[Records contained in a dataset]
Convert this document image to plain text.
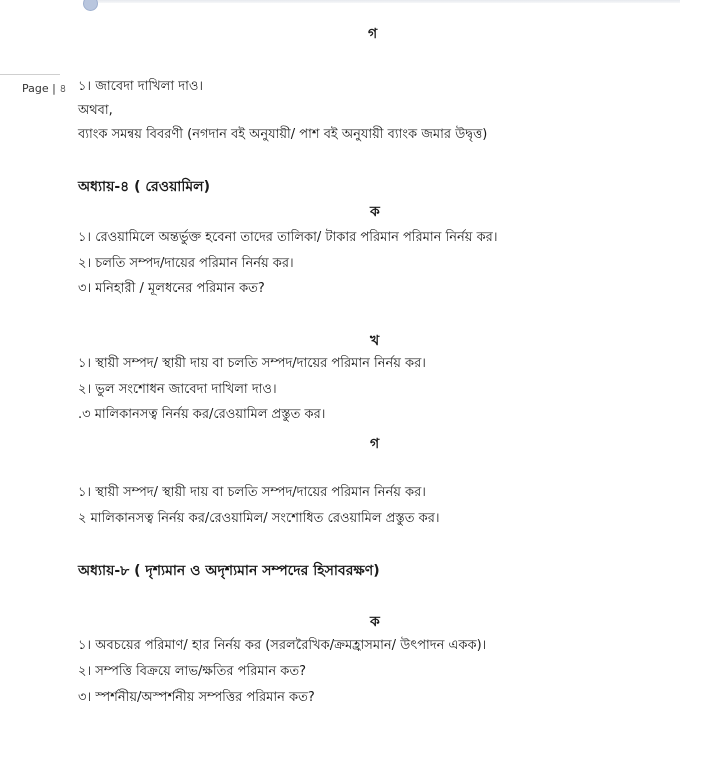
গ
Page | ৪ ১। জাবেদা দাখিলা দাও।
অথবা,
ব্যাংক সমন্বয় বিবরণী (নগদান বই অনুযায়ী/ পাশ বই অনুযায়ী ব্যাংক জমার উদ্বৃত্ত)
অধ্যায়-৪ ( রেওয়ামিল)
ক
১। রেওয়ামিলে অন্তর্ভুক্ত হবেনা তাদের তালিকা/ টাকার পরিমান পরিমান নির্নয় কর।
২। চলতি সম্পদ/দায়ের পরিমান নির্নয় কর।
৩। মনিহারী / মূলধনের পরিমান কত?
খ
১। স্থায়ী সম্পদ/ স্থায়ী দায় বা চলতি সম্পদ/দায়ের পরিমান নির্নয় কর।
২। ভুল সংশোধন জাবেদা দাখিলা দাও।
.৩ মালিকানসত্ব নির্নয় কর/রেওয়ামিল প্রস্তুত কর।
গ
১। স্থায়ী সম্পদ/ স্থায়ী দায় বা চলতি সম্পদ/দায়ের পরিমান নির্নয় কর।
২ মালিকানসত্ব নির্নয় কর/রেওয়ামিল/ সংশোধিত রেওয়ামিল প্রস্তুত কর।
অধ্যায়-৮ ( দৃশ্যমান ও অদৃশ্যমান সম্পদের হিসাবরক্ষণ)
ক
১। অবচয়ের পরিমাণ/ হার নির্নয় কর (সরলরৈখিক/ক্রমহ্রাসমান/ উৎপাদন একক)।
২। সম্পত্তি বিক্রয়ে লাভ/ক্ষতির পরিমান কত?
৩। স্পর্শনীয়/অস্পর্শনীয় সম্পত্তির পরিমান কত?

WHAT TO PRODUCE
Copy all the records above exactly, but leave out the pictures.

FINAL ANSWER
Convert this document image to plain text.
গ
Page | ৪ ১। জাবেদা দাখিলা দাও।
অথবা,
ব্যাংক সমন্বয় বিবরণী (নগদান বই অনুযায়ী/ পাশ বই অনুযায়ী ব্যাংক জমার উদ্বৃত্ত)
অধ্যায়-৪ ( রেওয়ামিল)
ক
১। রেওয়ামিলে অন্তর্ভুক্ত হবেনা তাদের তালিকা/ টাকার পরিমান পরিমান নির্নয় কর।
২। চলতি সম্পদ/দায়ের পরিমান নির্নয় কর।
৩। মনিহারী / মূলধনের পরিমান কত?
খ
১। স্থায়ী সম্পদ/ স্থায়ী দায় বা চলতি সম্পদ/দায়ের পরিমান নির্নয় কর।
২। ভুল সংশোধন জাবেদা দাখিলা দাও।
.৩ মালিকানসত্ব নির্নয় কর/রেওয়ামিল প্রস্তুত কর।
গ
১। স্থায়ী সম্পদ/ স্থায়ী দায় বা চলতি সম্পদ/দায়ের পরিমান নির্নয় কর।
২ মালিকানসত্ব নির্নয় কর/রেওয়ামিল/ সংশোধিত রেওয়ামিল প্রস্তুত কর।
অধ্যায়-৮ ( দৃশ্যমান ও অদৃশ্যমান সম্পদের হিসাবরক্ষণ)
ক
১। অবচয়ের পরিমাণ/ হার নির্নয় কর (সরলরৈখিক/ক্রমহ্রাসমান/ উৎপাদন একক)।
২। সম্পত্তি বিক্রয়ে লাভ/ক্ষতির পরিমান কত?
৩। স্পর্শনীয়/অস্পর্শনীয় সম্পত্তির পরিমান কত?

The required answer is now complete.